● **DIRECTIVE**
For each line of the data below that holds "icon", copy the line.
┄┄┄┄┄┄
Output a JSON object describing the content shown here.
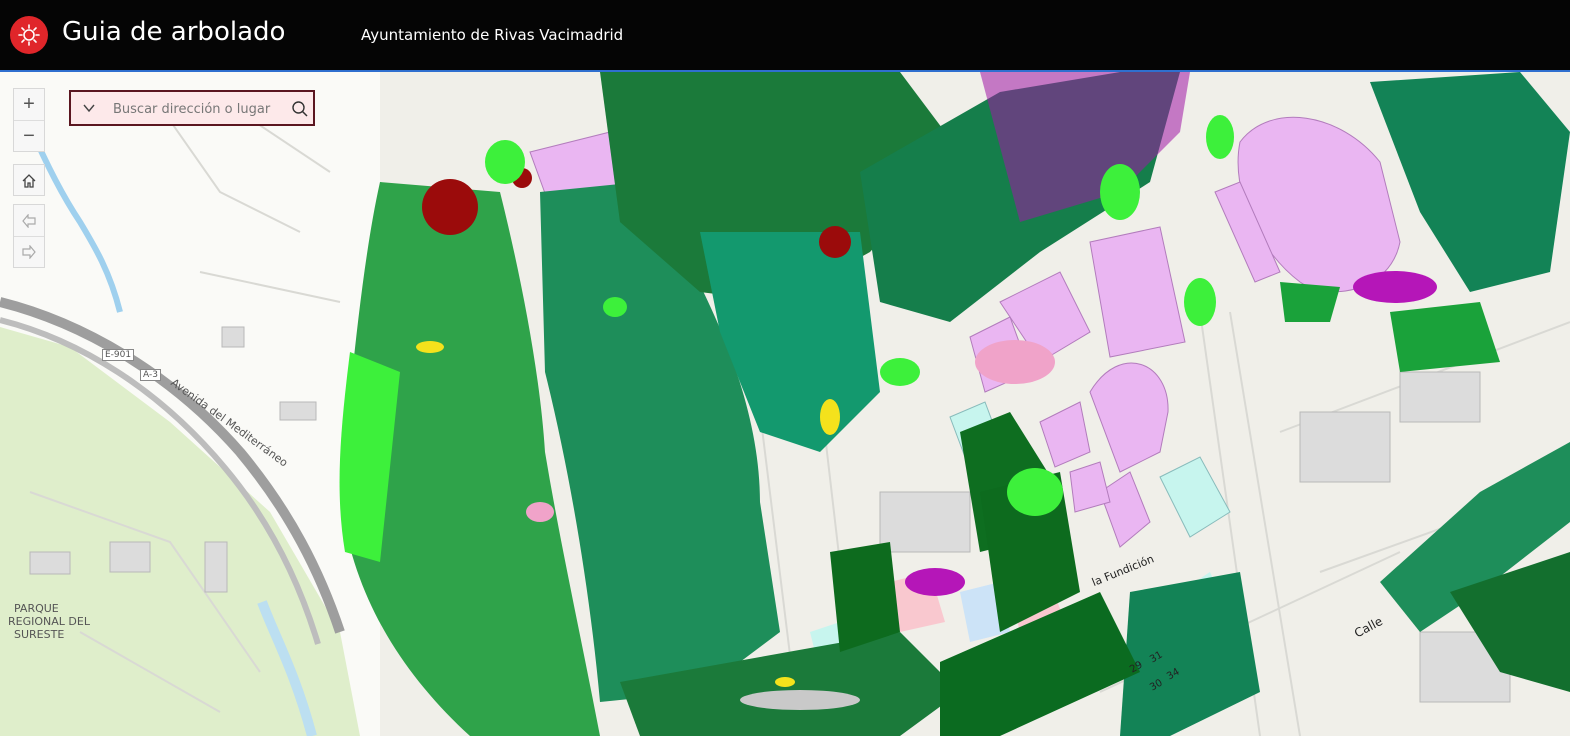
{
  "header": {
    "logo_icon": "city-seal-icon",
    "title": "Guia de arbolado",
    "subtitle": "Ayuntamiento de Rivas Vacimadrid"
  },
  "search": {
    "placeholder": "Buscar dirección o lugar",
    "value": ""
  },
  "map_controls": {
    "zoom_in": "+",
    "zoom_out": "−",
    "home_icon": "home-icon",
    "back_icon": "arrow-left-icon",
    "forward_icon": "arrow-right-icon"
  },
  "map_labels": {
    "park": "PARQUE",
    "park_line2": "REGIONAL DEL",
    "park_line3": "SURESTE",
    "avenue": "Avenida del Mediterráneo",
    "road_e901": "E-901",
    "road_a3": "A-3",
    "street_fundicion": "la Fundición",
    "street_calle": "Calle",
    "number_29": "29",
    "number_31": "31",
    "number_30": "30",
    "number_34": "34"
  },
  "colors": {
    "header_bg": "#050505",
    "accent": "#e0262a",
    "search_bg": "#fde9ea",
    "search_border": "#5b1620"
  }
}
┄┄┄┄┄┄
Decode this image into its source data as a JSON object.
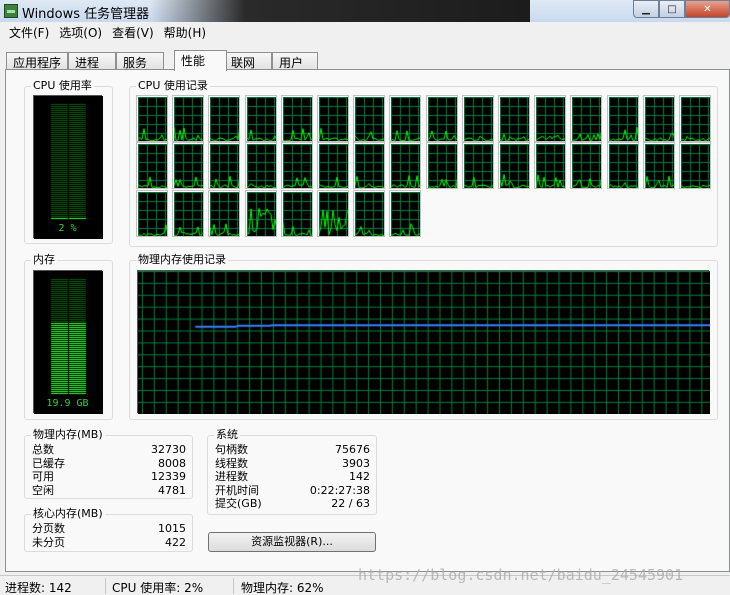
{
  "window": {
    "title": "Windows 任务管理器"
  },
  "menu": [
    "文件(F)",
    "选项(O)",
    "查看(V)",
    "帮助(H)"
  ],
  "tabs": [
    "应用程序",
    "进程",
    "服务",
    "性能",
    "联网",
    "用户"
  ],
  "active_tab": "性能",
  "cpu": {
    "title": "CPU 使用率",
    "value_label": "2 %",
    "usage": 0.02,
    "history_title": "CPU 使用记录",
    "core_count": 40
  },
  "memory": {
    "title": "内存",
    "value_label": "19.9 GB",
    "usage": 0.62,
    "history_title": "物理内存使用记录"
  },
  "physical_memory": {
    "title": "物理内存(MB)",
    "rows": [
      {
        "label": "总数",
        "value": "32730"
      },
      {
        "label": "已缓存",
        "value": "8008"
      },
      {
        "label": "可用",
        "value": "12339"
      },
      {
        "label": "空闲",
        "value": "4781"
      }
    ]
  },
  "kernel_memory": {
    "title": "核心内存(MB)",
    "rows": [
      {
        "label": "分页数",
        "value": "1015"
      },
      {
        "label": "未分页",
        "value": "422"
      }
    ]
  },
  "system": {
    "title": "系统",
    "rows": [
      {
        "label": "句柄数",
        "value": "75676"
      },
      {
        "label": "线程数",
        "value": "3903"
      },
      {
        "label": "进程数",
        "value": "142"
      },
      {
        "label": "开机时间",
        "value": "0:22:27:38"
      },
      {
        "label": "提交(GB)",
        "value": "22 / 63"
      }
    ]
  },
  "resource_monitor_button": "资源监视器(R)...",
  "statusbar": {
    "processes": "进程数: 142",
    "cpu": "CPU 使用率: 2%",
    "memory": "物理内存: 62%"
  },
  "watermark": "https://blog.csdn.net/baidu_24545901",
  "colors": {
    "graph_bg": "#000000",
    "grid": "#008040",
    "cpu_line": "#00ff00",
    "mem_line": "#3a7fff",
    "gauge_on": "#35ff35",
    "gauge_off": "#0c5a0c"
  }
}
┄┄┄┄┄┄
● **RESPONSE TO THIS EXERCISE**
    "logo_icon": "city-seal-icon",
    "home_icon": "home-icon",
    "back_icon": "arrow-left-icon",
    "forward_icon": "arrow-right-icon"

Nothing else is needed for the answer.